> **What the task asks**
Swap "history-state" for "history-uf" in the stretch of the records from the start through the line containing "protegida-value: 5.729 (227, 412, 240, 418)", and return those lines with everything else unchanged.

> **Recorded information**

--------------------------------------------------

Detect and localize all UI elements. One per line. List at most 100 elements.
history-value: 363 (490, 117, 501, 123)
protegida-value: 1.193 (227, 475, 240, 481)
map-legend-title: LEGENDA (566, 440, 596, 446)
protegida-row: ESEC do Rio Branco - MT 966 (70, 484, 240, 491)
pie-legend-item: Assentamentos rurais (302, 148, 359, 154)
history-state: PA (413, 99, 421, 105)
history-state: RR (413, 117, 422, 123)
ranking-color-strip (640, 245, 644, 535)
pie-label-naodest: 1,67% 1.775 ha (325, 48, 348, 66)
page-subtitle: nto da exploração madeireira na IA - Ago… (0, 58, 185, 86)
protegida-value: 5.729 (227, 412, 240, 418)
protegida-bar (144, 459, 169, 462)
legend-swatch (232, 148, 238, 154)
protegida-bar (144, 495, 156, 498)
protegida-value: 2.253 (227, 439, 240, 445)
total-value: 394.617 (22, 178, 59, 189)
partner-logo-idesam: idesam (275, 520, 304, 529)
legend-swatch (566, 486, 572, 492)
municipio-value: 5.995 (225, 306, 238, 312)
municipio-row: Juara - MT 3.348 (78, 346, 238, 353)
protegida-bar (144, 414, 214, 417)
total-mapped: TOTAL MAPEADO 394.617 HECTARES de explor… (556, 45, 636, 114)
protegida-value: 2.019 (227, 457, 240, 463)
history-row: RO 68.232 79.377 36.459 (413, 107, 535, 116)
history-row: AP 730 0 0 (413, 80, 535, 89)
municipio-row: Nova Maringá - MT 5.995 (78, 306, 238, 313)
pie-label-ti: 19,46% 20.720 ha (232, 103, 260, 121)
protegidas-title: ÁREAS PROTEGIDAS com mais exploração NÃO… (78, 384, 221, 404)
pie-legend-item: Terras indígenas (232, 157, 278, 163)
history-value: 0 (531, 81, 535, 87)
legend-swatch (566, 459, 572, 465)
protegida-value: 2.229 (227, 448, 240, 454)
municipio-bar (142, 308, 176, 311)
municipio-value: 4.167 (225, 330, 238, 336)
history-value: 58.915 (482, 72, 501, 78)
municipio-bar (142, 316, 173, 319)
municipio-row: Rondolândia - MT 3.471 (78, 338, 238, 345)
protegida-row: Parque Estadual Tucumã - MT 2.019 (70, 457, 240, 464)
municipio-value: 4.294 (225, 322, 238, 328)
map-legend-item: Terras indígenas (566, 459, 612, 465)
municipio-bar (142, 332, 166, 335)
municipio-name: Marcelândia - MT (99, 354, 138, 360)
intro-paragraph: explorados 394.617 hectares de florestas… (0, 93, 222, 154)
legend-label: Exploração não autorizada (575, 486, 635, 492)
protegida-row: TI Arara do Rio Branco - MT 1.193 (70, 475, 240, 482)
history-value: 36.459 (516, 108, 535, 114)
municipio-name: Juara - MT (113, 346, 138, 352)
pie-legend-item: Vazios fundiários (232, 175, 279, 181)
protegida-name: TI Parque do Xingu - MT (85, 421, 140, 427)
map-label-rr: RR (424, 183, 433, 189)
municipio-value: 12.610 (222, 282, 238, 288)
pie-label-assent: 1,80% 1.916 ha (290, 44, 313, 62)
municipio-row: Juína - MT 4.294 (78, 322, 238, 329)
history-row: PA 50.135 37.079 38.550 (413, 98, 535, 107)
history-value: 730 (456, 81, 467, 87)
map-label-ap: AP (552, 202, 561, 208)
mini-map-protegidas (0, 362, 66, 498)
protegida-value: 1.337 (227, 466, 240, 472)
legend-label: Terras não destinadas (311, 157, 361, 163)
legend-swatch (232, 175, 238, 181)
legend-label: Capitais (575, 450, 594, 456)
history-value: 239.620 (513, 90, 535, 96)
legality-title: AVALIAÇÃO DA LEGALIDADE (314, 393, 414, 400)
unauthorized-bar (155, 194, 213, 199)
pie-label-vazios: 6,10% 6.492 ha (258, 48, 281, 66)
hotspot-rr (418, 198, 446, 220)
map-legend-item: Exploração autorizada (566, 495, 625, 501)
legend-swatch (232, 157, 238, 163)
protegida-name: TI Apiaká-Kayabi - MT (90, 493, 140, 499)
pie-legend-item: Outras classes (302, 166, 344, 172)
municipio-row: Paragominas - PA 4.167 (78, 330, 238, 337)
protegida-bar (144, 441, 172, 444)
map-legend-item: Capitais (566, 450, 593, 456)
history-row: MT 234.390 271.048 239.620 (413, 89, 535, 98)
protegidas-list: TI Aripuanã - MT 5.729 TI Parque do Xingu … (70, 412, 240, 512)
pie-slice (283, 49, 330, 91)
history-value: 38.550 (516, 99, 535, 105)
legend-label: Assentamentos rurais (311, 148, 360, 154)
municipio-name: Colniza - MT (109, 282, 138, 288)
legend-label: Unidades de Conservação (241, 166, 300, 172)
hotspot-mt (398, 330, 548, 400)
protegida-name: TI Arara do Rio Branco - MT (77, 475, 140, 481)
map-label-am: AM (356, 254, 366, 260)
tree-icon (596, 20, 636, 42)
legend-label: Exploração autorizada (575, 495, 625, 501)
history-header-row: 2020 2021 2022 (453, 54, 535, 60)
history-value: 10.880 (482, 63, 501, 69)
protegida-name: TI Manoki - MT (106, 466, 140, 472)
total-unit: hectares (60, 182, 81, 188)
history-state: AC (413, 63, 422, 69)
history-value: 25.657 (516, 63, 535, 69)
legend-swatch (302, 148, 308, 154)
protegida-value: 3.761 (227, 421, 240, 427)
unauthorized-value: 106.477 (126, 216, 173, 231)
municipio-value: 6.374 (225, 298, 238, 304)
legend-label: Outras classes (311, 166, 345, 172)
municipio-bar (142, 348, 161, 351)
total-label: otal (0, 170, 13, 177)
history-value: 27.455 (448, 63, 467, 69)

--------------------------------------------------

> **Answer below**
Detect and localize all UI elements. One per line. List at most 100 elements.
history-value: 363 (490, 117, 501, 123)
protegida-value: 1.193 (227, 475, 240, 481)
map-legend-title: LEGENDA (566, 440, 596, 446)
protegida-row: ESEC do Rio Branco - MT 966 (70, 484, 240, 491)
pie-legend-item: Assentamentos rurais (302, 148, 359, 154)
history-uf: PA (413, 99, 421, 105)
history-uf: RR (413, 117, 422, 123)
ranking-color-strip (640, 245, 644, 535)
pie-label-naodest: 1,67% 1.775 ha (325, 48, 348, 66)
page-subtitle: nto da exploração madeireira na IA - Ago… (0, 58, 185, 86)
protegida-value: 5.729 (227, 412, 240, 418)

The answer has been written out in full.